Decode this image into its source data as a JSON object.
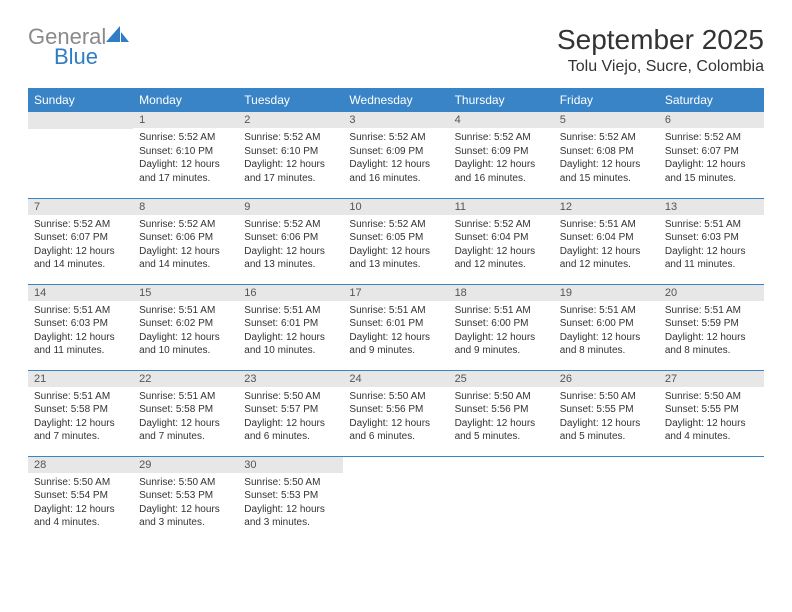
{
  "logo": {
    "general": "General",
    "blue": "Blue"
  },
  "header": {
    "month_title": "September 2025",
    "location": "Tolu Viejo, Sucre, Colombia"
  },
  "colors": {
    "header_bg": "#3884c7",
    "header_text": "#ffffff",
    "daynum_bg": "#e7e7e7",
    "row_divider": "#3884c7",
    "logo_gray": "#8a8a8a",
    "logo_blue": "#2f7dc4"
  },
  "weekdays": [
    "Sunday",
    "Monday",
    "Tuesday",
    "Wednesday",
    "Thursday",
    "Friday",
    "Saturday"
  ],
  "weeks": [
    [
      null,
      {
        "n": "1",
        "sr": "Sunrise: 5:52 AM",
        "ss": "Sunset: 6:10 PM",
        "dl": "Daylight: 12 hours and 17 minutes."
      },
      {
        "n": "2",
        "sr": "Sunrise: 5:52 AM",
        "ss": "Sunset: 6:10 PM",
        "dl": "Daylight: 12 hours and 17 minutes."
      },
      {
        "n": "3",
        "sr": "Sunrise: 5:52 AM",
        "ss": "Sunset: 6:09 PM",
        "dl": "Daylight: 12 hours and 16 minutes."
      },
      {
        "n": "4",
        "sr": "Sunrise: 5:52 AM",
        "ss": "Sunset: 6:09 PM",
        "dl": "Daylight: 12 hours and 16 minutes."
      },
      {
        "n": "5",
        "sr": "Sunrise: 5:52 AM",
        "ss": "Sunset: 6:08 PM",
        "dl": "Daylight: 12 hours and 15 minutes."
      },
      {
        "n": "6",
        "sr": "Sunrise: 5:52 AM",
        "ss": "Sunset: 6:07 PM",
        "dl": "Daylight: 12 hours and 15 minutes."
      }
    ],
    [
      {
        "n": "7",
        "sr": "Sunrise: 5:52 AM",
        "ss": "Sunset: 6:07 PM",
        "dl": "Daylight: 12 hours and 14 minutes."
      },
      {
        "n": "8",
        "sr": "Sunrise: 5:52 AM",
        "ss": "Sunset: 6:06 PM",
        "dl": "Daylight: 12 hours and 14 minutes."
      },
      {
        "n": "9",
        "sr": "Sunrise: 5:52 AM",
        "ss": "Sunset: 6:06 PM",
        "dl": "Daylight: 12 hours and 13 minutes."
      },
      {
        "n": "10",
        "sr": "Sunrise: 5:52 AM",
        "ss": "Sunset: 6:05 PM",
        "dl": "Daylight: 12 hours and 13 minutes."
      },
      {
        "n": "11",
        "sr": "Sunrise: 5:52 AM",
        "ss": "Sunset: 6:04 PM",
        "dl": "Daylight: 12 hours and 12 minutes."
      },
      {
        "n": "12",
        "sr": "Sunrise: 5:51 AM",
        "ss": "Sunset: 6:04 PM",
        "dl": "Daylight: 12 hours and 12 minutes."
      },
      {
        "n": "13",
        "sr": "Sunrise: 5:51 AM",
        "ss": "Sunset: 6:03 PM",
        "dl": "Daylight: 12 hours and 11 minutes."
      }
    ],
    [
      {
        "n": "14",
        "sr": "Sunrise: 5:51 AM",
        "ss": "Sunset: 6:03 PM",
        "dl": "Daylight: 12 hours and 11 minutes."
      },
      {
        "n": "15",
        "sr": "Sunrise: 5:51 AM",
        "ss": "Sunset: 6:02 PM",
        "dl": "Daylight: 12 hours and 10 minutes."
      },
      {
        "n": "16",
        "sr": "Sunrise: 5:51 AM",
        "ss": "Sunset: 6:01 PM",
        "dl": "Daylight: 12 hours and 10 minutes."
      },
      {
        "n": "17",
        "sr": "Sunrise: 5:51 AM",
        "ss": "Sunset: 6:01 PM",
        "dl": "Daylight: 12 hours and 9 minutes."
      },
      {
        "n": "18",
        "sr": "Sunrise: 5:51 AM",
        "ss": "Sunset: 6:00 PM",
        "dl": "Daylight: 12 hours and 9 minutes."
      },
      {
        "n": "19",
        "sr": "Sunrise: 5:51 AM",
        "ss": "Sunset: 6:00 PM",
        "dl": "Daylight: 12 hours and 8 minutes."
      },
      {
        "n": "20",
        "sr": "Sunrise: 5:51 AM",
        "ss": "Sunset: 5:59 PM",
        "dl": "Daylight: 12 hours and 8 minutes."
      }
    ],
    [
      {
        "n": "21",
        "sr": "Sunrise: 5:51 AM",
        "ss": "Sunset: 5:58 PM",
        "dl": "Daylight: 12 hours and 7 minutes."
      },
      {
        "n": "22",
        "sr": "Sunrise: 5:51 AM",
        "ss": "Sunset: 5:58 PM",
        "dl": "Daylight: 12 hours and 7 minutes."
      },
      {
        "n": "23",
        "sr": "Sunrise: 5:50 AM",
        "ss": "Sunset: 5:57 PM",
        "dl": "Daylight: 12 hours and 6 minutes."
      },
      {
        "n": "24",
        "sr": "Sunrise: 5:50 AM",
        "ss": "Sunset: 5:56 PM",
        "dl": "Daylight: 12 hours and 6 minutes."
      },
      {
        "n": "25",
        "sr": "Sunrise: 5:50 AM",
        "ss": "Sunset: 5:56 PM",
        "dl": "Daylight: 12 hours and 5 minutes."
      },
      {
        "n": "26",
        "sr": "Sunrise: 5:50 AM",
        "ss": "Sunset: 5:55 PM",
        "dl": "Daylight: 12 hours and 5 minutes."
      },
      {
        "n": "27",
        "sr": "Sunrise: 5:50 AM",
        "ss": "Sunset: 5:55 PM",
        "dl": "Daylight: 12 hours and 4 minutes."
      }
    ],
    [
      {
        "n": "28",
        "sr": "Sunrise: 5:50 AM",
        "ss": "Sunset: 5:54 PM",
        "dl": "Daylight: 12 hours and 4 minutes."
      },
      {
        "n": "29",
        "sr": "Sunrise: 5:50 AM",
        "ss": "Sunset: 5:53 PM",
        "dl": "Daylight: 12 hours and 3 minutes."
      },
      {
        "n": "30",
        "sr": "Sunrise: 5:50 AM",
        "ss": "Sunset: 5:53 PM",
        "dl": "Daylight: 12 hours and 3 minutes."
      },
      null,
      null,
      null,
      null
    ]
  ]
}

---

● TASK REQUIREMENTS:
All the records need to be repeated exactly, with the images dropped.

● EXERCISE ANSWER:
Decode this image into its source data as a JSON object.
{
  "logo": {
    "general": "General",
    "blue": "Blue"
  },
  "header": {
    "month_title": "September 2025",
    "location": "Tolu Viejo, Sucre, Colombia"
  },
  "colors": {
    "header_bg": "#3884c7",
    "header_text": "#ffffff",
    "daynum_bg": "#e7e7e7",
    "row_divider": "#3884c7",
    "logo_gray": "#8a8a8a",
    "logo_blue": "#2f7dc4"
  },
  "weekdays": [
    "Sunday",
    "Monday",
    "Tuesday",
    "Wednesday",
    "Thursday",
    "Friday",
    "Saturday"
  ],
  "weeks": [
    [
      null,
      {
        "n": "1",
        "sr": "Sunrise: 5:52 AM",
        "ss": "Sunset: 6:10 PM",
        "dl": "Daylight: 12 hours and 17 minutes."
      },
      {
        "n": "2",
        "sr": "Sunrise: 5:52 AM",
        "ss": "Sunset: 6:10 PM",
        "dl": "Daylight: 12 hours and 17 minutes."
      },
      {
        "n": "3",
        "sr": "Sunrise: 5:52 AM",
        "ss": "Sunset: 6:09 PM",
        "dl": "Daylight: 12 hours and 16 minutes."
      },
      {
        "n": "4",
        "sr": "Sunrise: 5:52 AM",
        "ss": "Sunset: 6:09 PM",
        "dl": "Daylight: 12 hours and 16 minutes."
      },
      {
        "n": "5",
        "sr": "Sunrise: 5:52 AM",
        "ss": "Sunset: 6:08 PM",
        "dl": "Daylight: 12 hours and 15 minutes."
      },
      {
        "n": "6",
        "sr": "Sunrise: 5:52 AM",
        "ss": "Sunset: 6:07 PM",
        "dl": "Daylight: 12 hours and 15 minutes."
      }
    ],
    [
      {
        "n": "7",
        "sr": "Sunrise: 5:52 AM",
        "ss": "Sunset: 6:07 PM",
        "dl": "Daylight: 12 hours and 14 minutes."
      },
      {
        "n": "8",
        "sr": "Sunrise: 5:52 AM",
        "ss": "Sunset: 6:06 PM",
        "dl": "Daylight: 12 hours and 14 minutes."
      },
      {
        "n": "9",
        "sr": "Sunrise: 5:52 AM",
        "ss": "Sunset: 6:06 PM",
        "dl": "Daylight: 12 hours and 13 minutes."
      },
      {
        "n": "10",
        "sr": "Sunrise: 5:52 AM",
        "ss": "Sunset: 6:05 PM",
        "dl": "Daylight: 12 hours and 13 minutes."
      },
      {
        "n": "11",
        "sr": "Sunrise: 5:52 AM",
        "ss": "Sunset: 6:04 PM",
        "dl": "Daylight: 12 hours and 12 minutes."
      },
      {
        "n": "12",
        "sr": "Sunrise: 5:51 AM",
        "ss": "Sunset: 6:04 PM",
        "dl": "Daylight: 12 hours and 12 minutes."
      },
      {
        "n": "13",
        "sr": "Sunrise: 5:51 AM",
        "ss": "Sunset: 6:03 PM",
        "dl": "Daylight: 12 hours and 11 minutes."
      }
    ],
    [
      {
        "n": "14",
        "sr": "Sunrise: 5:51 AM",
        "ss": "Sunset: 6:03 PM",
        "dl": "Daylight: 12 hours and 11 minutes."
      },
      {
        "n": "15",
        "sr": "Sunrise: 5:51 AM",
        "ss": "Sunset: 6:02 PM",
        "dl": "Daylight: 12 hours and 10 minutes."
      },
      {
        "n": "16",
        "sr": "Sunrise: 5:51 AM",
        "ss": "Sunset: 6:01 PM",
        "dl": "Daylight: 12 hours and 10 minutes."
      },
      {
        "n": "17",
        "sr": "Sunrise: 5:51 AM",
        "ss": "Sunset: 6:01 PM",
        "dl": "Daylight: 12 hours and 9 minutes."
      },
      {
        "n": "18",
        "sr": "Sunrise: 5:51 AM",
        "ss": "Sunset: 6:00 PM",
        "dl": "Daylight: 12 hours and 9 minutes."
      },
      {
        "n": "19",
        "sr": "Sunrise: 5:51 AM",
        "ss": "Sunset: 6:00 PM",
        "dl": "Daylight: 12 hours and 8 minutes."
      },
      {
        "n": "20",
        "sr": "Sunrise: 5:51 AM",
        "ss": "Sunset: 5:59 PM",
        "dl": "Daylight: 12 hours and 8 minutes."
      }
    ],
    [
      {
        "n": "21",
        "sr": "Sunrise: 5:51 AM",
        "ss": "Sunset: 5:58 PM",
        "dl": "Daylight: 12 hours and 7 minutes."
      },
      {
        "n": "22",
        "sr": "Sunrise: 5:51 AM",
        "ss": "Sunset: 5:58 PM",
        "dl": "Daylight: 12 hours and 7 minutes."
      },
      {
        "n": "23",
        "sr": "Sunrise: 5:50 AM",
        "ss": "Sunset: 5:57 PM",
        "dl": "Daylight: 12 hours and 6 minutes."
      },
      {
        "n": "24",
        "sr": "Sunrise: 5:50 AM",
        "ss": "Sunset: 5:56 PM",
        "dl": "Daylight: 12 hours and 6 minutes."
      },
      {
        "n": "25",
        "sr": "Sunrise: 5:50 AM",
        "ss": "Sunset: 5:56 PM",
        "dl": "Daylight: 12 hours and 5 minutes."
      },
      {
        "n": "26",
        "sr": "Sunrise: 5:50 AM",
        "ss": "Sunset: 5:55 PM",
        "dl": "Daylight: 12 hours and 5 minutes."
      },
      {
        "n": "27",
        "sr": "Sunrise: 5:50 AM",
        "ss": "Sunset: 5:55 PM",
        "dl": "Daylight: 12 hours and 4 minutes."
      }
    ],
    [
      {
        "n": "28",
        "sr": "Sunrise: 5:50 AM",
        "ss": "Sunset: 5:54 PM",
        "dl": "Daylight: 12 hours and 4 minutes."
      },
      {
        "n": "29",
        "sr": "Sunrise: 5:50 AM",
        "ss": "Sunset: 5:53 PM",
        "dl": "Daylight: 12 hours and 3 minutes."
      },
      {
        "n": "30",
        "sr": "Sunrise: 5:50 AM",
        "ss": "Sunset: 5:53 PM",
        "dl": "Daylight: 12 hours and 3 minutes."
      },
      null,
      null,
      null,
      null
    ]
  ]
}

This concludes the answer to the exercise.